Objective: Give every line again exactly as it appears, please, but not the pictures.

Records to use:
========================

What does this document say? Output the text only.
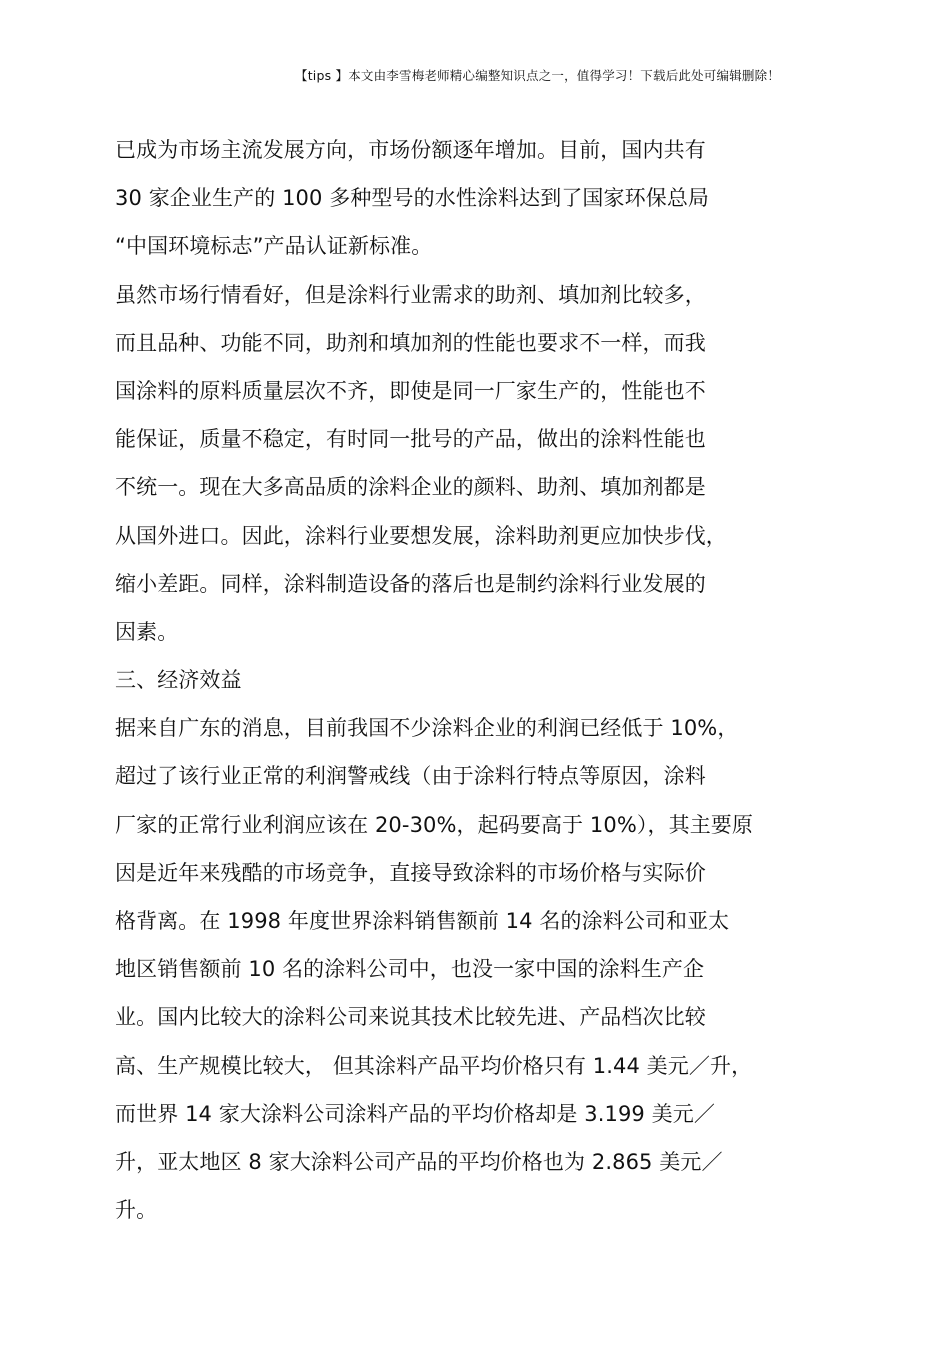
【tips 】本文由李雪梅老师精心编整知识点之一，值得学习！下载后此处可编辑删除！
已成为市场主流发展方向，市场份额逐年增加。目前，国内共有
30 家企业生产的 100 多种型号的水性涂料达到了国家环保总局
“中国环境标志”产品认证新标准。
虽然市场行情看好，但是涂料行业需求的助剂、填加剂比较多，
而且品种、功能不同，助剂和填加剂的性能也要求不一样，而我
国涂料的原料质量层次不齐，即使是同一厂家生产的，性能也不
能保证，质量不稳定，有时同一批号的产品，做出的涂料性能也
不统一。现在大多高品质的涂料企业的颜料、助剂、填加剂都是
从国外进口。因此，涂料行业要想发展，涂料助剂更应加快步伐，
缩小差距。同样，涂料制造设备的落后也是制约涂料行业发展的
因素。
三、经济效益
据来自广东的消息，目前我国不少涂料企业的利润已经低于 10%，
超过了该行业正常的利润警戒线（由于涂料行特点等原因，涂料
厂家的正常行业利润应该在 20-30%，起码要高于 10%），其主要原
因是近年来残酷的市场竞争，直接导致涂料的市场价格与实际价
格背离。在 1998 年度世界涂料销售额前 14 名的涂料公司和亚太
地区销售额前 10 名的涂料公司中，也没一家中国的涂料生产企
业。国内比较大的涂料公司来说其技术比较先进、产品档次比较
高、生产规模比较大， 但其涂料产品平均价格只有 1.44 美元／升，
而世界 14 家大涂料公司涂料产品的平均价格却是 3.199 美元／
升，亚太地区 8 家大涂料公司产品的平均价格也为 2.865 美元／
升。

========================

Written response:
What does this document say? Output the text only.
【tips 】本文由李雪梅老师精心编整知识点之一，值得学习！下载后此处可编辑删除！
已成为市场主流发展方向，市场份额逐年增加。目前，国内共有
30 家企业生产的 100 多种型号的水性涂料达到了国家环保总局
“中国环境标志”产品认证新标准。
虽然市场行情看好，但是涂料行业需求的助剂、填加剂比较多，
而且品种、功能不同，助剂和填加剂的性能也要求不一样，而我
国涂料的原料质量层次不齐，即使是同一厂家生产的，性能也不
能保证，质量不稳定，有时同一批号的产品，做出的涂料性能也
不统一。现在大多高品质的涂料企业的颜料、助剂、填加剂都是
从国外进口。因此，涂料行业要想发展，涂料助剂更应加快步伐，
缩小差距。同样，涂料制造设备的落后也是制约涂料行业发展的
因素。
三、经济效益
据来自广东的消息，目前我国不少涂料企业的利润已经低于 10%，
超过了该行业正常的利润警戒线（由于涂料行特点等原因，涂料
厂家的正常行业利润应该在 20-30%，起码要高于 10%），其主要原
因是近年来残酷的市场竞争，直接导致涂料的市场价格与实际价
格背离。在 1998 年度世界涂料销售额前 14 名的涂料公司和亚太
地区销售额前 10 名的涂料公司中，也没一家中国的涂料生产企
业。国内比较大的涂料公司来说其技术比较先进、产品档次比较
高、生产规模比较大， 但其涂料产品平均价格只有 1.44 美元／升，
而世界 14 家大涂料公司涂料产品的平均价格却是 3.199 美元／
升，亚太地区 8 家大涂料公司产品的平均价格也为 2.865 美元／
升。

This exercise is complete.